## Records to use
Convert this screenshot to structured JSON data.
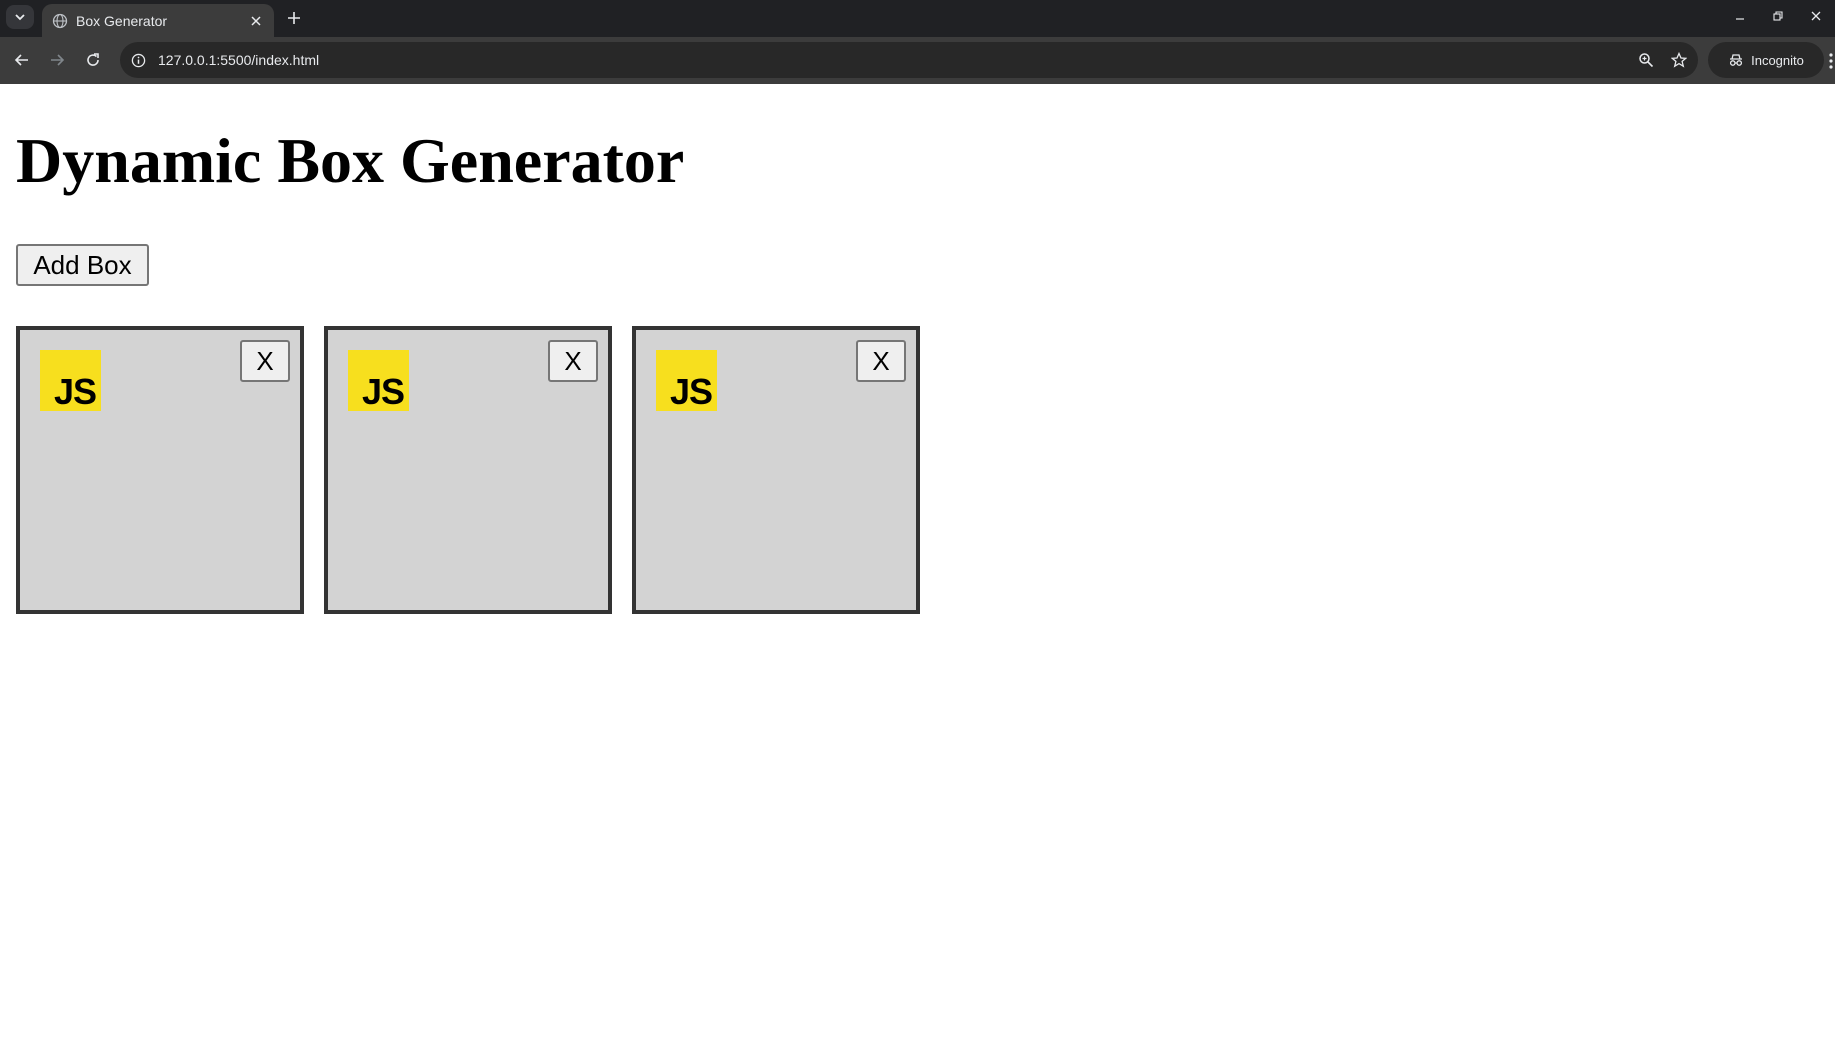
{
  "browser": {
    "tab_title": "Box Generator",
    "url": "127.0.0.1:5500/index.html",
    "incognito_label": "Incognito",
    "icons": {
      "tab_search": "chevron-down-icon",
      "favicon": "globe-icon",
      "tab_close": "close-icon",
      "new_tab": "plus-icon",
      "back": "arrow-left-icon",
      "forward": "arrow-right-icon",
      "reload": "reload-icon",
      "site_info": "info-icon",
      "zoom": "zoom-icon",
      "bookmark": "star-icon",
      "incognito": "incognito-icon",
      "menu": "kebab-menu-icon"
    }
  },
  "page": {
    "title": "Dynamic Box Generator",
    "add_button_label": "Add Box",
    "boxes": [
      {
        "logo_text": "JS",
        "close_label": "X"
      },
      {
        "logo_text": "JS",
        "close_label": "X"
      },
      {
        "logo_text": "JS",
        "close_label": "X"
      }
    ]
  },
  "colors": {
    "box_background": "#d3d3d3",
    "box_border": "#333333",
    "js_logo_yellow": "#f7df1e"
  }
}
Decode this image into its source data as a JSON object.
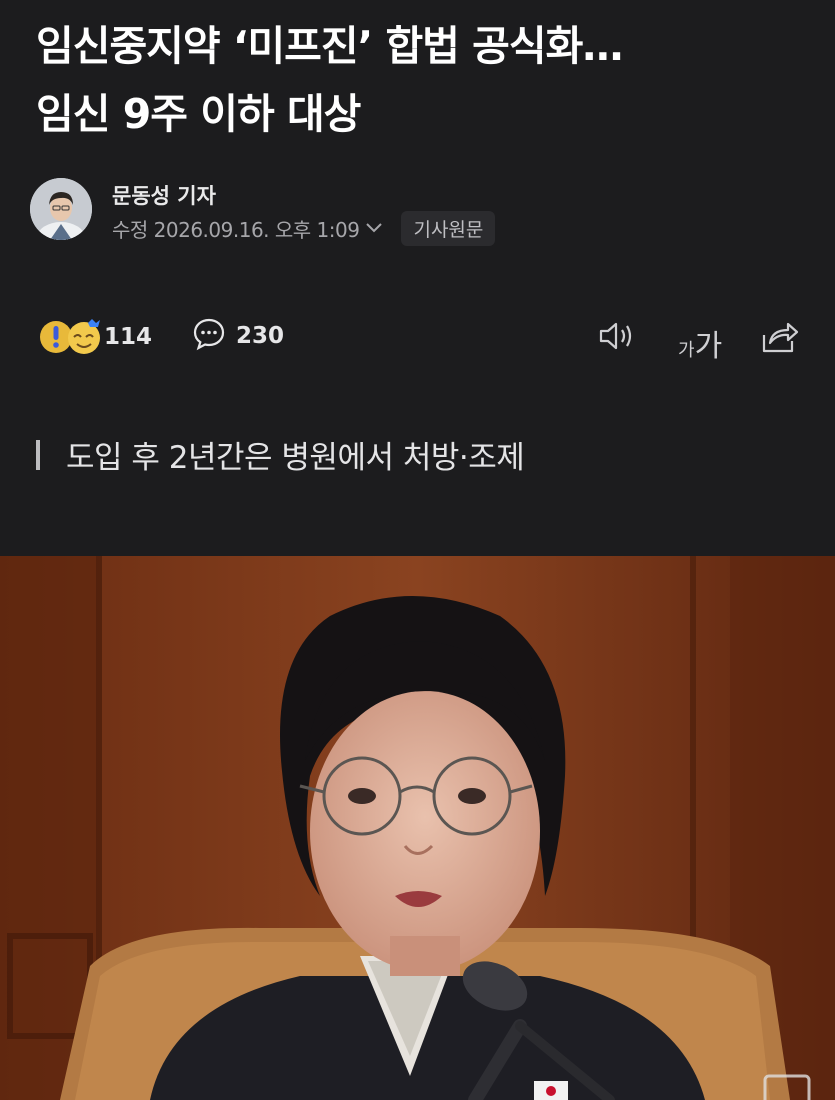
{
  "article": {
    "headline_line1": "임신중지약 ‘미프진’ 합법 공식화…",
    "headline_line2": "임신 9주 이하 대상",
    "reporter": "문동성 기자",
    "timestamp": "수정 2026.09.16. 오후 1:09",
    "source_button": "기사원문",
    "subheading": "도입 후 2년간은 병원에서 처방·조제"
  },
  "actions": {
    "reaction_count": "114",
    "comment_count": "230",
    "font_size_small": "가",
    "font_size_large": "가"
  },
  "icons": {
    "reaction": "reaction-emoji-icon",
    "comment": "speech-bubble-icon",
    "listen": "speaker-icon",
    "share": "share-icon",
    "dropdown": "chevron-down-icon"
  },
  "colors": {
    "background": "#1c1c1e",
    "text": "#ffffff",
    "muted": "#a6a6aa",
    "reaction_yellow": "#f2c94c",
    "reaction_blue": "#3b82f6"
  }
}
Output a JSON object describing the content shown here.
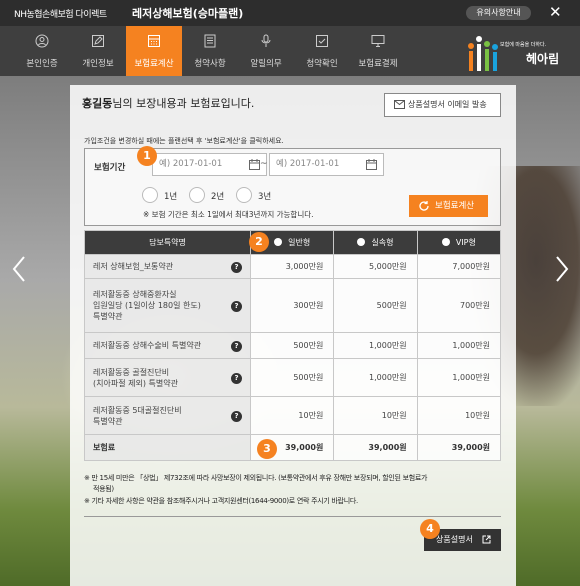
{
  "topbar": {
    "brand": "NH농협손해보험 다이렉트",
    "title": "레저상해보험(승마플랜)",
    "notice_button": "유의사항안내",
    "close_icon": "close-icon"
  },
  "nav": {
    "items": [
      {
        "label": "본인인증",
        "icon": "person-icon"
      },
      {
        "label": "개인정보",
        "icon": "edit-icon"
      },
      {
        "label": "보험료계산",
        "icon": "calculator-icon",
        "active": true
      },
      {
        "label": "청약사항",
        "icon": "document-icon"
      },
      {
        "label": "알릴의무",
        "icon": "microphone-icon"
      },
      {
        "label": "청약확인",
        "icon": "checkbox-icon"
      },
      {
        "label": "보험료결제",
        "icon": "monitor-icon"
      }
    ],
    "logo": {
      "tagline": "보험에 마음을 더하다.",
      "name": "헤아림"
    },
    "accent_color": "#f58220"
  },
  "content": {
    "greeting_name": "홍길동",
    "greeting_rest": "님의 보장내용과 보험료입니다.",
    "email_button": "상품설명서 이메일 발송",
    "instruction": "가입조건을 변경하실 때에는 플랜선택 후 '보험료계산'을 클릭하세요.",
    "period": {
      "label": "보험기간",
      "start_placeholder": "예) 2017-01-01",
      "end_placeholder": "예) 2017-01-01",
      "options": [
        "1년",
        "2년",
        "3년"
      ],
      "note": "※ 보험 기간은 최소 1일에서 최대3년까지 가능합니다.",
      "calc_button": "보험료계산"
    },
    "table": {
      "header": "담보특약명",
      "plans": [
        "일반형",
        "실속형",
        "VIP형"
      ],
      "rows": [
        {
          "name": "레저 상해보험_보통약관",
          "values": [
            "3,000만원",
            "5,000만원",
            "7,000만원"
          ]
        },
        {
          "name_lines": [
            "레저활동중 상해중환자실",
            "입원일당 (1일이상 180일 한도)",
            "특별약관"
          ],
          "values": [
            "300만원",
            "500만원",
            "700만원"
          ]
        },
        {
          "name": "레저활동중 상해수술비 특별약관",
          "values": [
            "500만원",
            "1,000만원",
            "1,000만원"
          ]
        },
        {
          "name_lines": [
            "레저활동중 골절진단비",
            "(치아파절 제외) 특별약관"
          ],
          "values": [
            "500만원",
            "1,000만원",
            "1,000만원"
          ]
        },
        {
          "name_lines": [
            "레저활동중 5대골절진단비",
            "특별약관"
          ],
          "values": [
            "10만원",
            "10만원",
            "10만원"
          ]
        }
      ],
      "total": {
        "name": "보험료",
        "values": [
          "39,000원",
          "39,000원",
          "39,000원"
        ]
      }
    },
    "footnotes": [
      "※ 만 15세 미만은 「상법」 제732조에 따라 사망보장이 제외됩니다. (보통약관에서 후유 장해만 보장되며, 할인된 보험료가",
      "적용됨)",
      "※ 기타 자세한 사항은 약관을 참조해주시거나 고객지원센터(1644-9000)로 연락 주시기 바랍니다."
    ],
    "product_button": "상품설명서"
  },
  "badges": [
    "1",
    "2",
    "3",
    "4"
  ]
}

## Exercise requirements
Your copy should match the records word for word, with the pictures removed.

## Final answer
Convert this screenshot to structured JSON data.
{
  "browser": {
    "tab_title": "Box Generator",
    "url": "127.0.0.1:5500/index.html",
    "incognito_label": "Incognito",
    "icons": {
      "tab_search": "chevron-down-icon",
      "favicon": "globe-icon",
      "tab_close": "close-icon",
      "new_tab": "plus-icon",
      "back": "arrow-left-icon",
      "forward": "arrow-right-icon",
      "reload": "reload-icon",
      "site_info": "info-icon",
      "zoom": "zoom-icon",
      "bookmark": "star-icon",
      "incognito": "incognito-icon",
      "menu": "kebab-menu-icon"
    }
  },
  "page": {
    "title": "Dynamic Box Generator",
    "add_button_label": "Add Box",
    "boxes": [
      {
        "logo_text": "JS",
        "close_label": "X"
      },
      {
        "logo_text": "JS",
        "close_label": "X"
      },
      {
        "logo_text": "JS",
        "close_label": "X"
      }
    ]
  },
  "colors": {
    "box_background": "#d3d3d3",
    "box_border": "#333333",
    "js_logo_yellow": "#f7df1e"
  }
}
Decode this image into its source data as a JSON object.
{
  "article": {
    "headline_line1": "임신중지약 ‘미프진’ 합법 공식화…",
    "headline_line2": "임신 9주 이하 대상",
    "reporter": "문동성 기자",
    "timestamp": "수정 2026.09.16. 오후 1:09",
    "source_button": "기사원문",
    "subheading": "도입 후 2년간은 병원에서 처방·조제"
  },
  "actions": {
    "reaction_count": "114",
    "comment_count": "230",
    "font_size_small": "가",
    "font_size_large": "가"
  },
  "icons": {
    "reaction": "reaction-emoji-icon",
    "comment": "speech-bubble-icon",
    "listen": "speaker-icon",
    "share": "share-icon",
    "dropdown": "chevron-down-icon"
  },
  "colors": {
    "background": "#1c1c1e",
    "text": "#ffffff",
    "muted": "#a6a6aa",
    "reaction_yellow": "#f2c94c",
    "reaction_blue": "#3b82f6"
  }
}
Output a JSON object describing the content shown here.
{
  "topbar": {
    "brand": "NH농협손해보험 다이렉트",
    "title": "레저상해보험(승마플랜)",
    "notice_button": "유의사항안내",
    "close_icon": "close-icon"
  },
  "nav": {
    "items": [
      {
        "label": "본인인증",
        "icon": "person-icon"
      },
      {
        "label": "개인정보",
        "icon": "edit-icon"
      },
      {
        "label": "보험료계산",
        "icon": "calculator-icon",
        "active": true
      },
      {
        "label": "청약사항",
        "icon": "document-icon"
      },
      {
        "label": "알릴의무",
        "icon": "microphone-icon"
      },
      {
        "label": "청약확인",
        "icon": "checkbox-icon"
      },
      {
        "label": "보험료결제",
        "icon": "monitor-icon"
      }
    ],
    "logo": {
      "tagline": "보험에 마음을 더하다.",
      "name": "헤아림"
    },
    "accent_color": "#f58220"
  },
  "content": {
    "greeting_name": "홍길동",
    "greeting_rest": "님의 보장내용과 보험료입니다.",
    "email_button": "상품설명서 이메일 발송",
    "instruction": "가입조건을 변경하실 때에는 플랜선택 후 '보험료계산'을 클릭하세요.",
    "period": {
      "label": "보험기간",
      "start_placeholder": "예) 2017-01-01",
      "end_placeholder": "예) 2017-01-01",
      "options": [
        "1년",
        "2년",
        "3년"
      ],
      "note": "※ 보험 기간은 최소 1일에서 최대3년까지 가능합니다.",
      "calc_button": "보험료계산"
    },
    "table": {
      "header": "담보특약명",
      "plans": [
        "일반형",
        "실속형",
        "VIP형"
      ],
      "rows": [
        {
          "name": "레저 상해보험_보통약관",
          "values": [
            "3,000만원",
            "5,000만원",
            "7,000만원"
          ]
        },
        {
          "name_lines": [
            "레저활동중 상해중환자실",
            "입원일당 (1일이상 180일 한도)",
            "특별약관"
          ],
          "values": [
            "300만원",
            "500만원",
            "700만원"
          ]
        },
        {
          "name": "레저활동중 상해수술비 특별약관",
          "values": [
            "500만원",
            "1,000만원",
            "1,000만원"
          ]
        },
        {
          "name_lines": [
            "레저활동중 골절진단비",
            "(치아파절 제외) 특별약관"
          ],
          "values": [
            "500만원",
            "1,000만원",
            "1,000만원"
          ]
        },
        {
          "name_lines": [
            "레저활동중 5대골절진단비",
            "특별약관"
          ],
          "values": [
            "10만원",
            "10만원",
            "10만원"
          ]
        }
      ],
      "total": {
        "name": "보험료",
        "values": [
          "39,000원",
          "39,000원",
          "39,000원"
        ]
      }
    },
    "footnotes": [
      "※ 만 15세 미만은 「상법」 제732조에 따라 사망보장이 제외됩니다. (보통약관에서 후유 장해만 보장되며, 할인된 보험료가",
      "적용됨)",
      "※ 기타 자세한 사항은 약관을 참조해주시거나 고객지원센터(1644-9000)로 연락 주시기 바랍니다."
    ],
    "product_button": "상품설명서"
  },
  "badges": [
    "1",
    "2",
    "3",
    "4"
  ]
}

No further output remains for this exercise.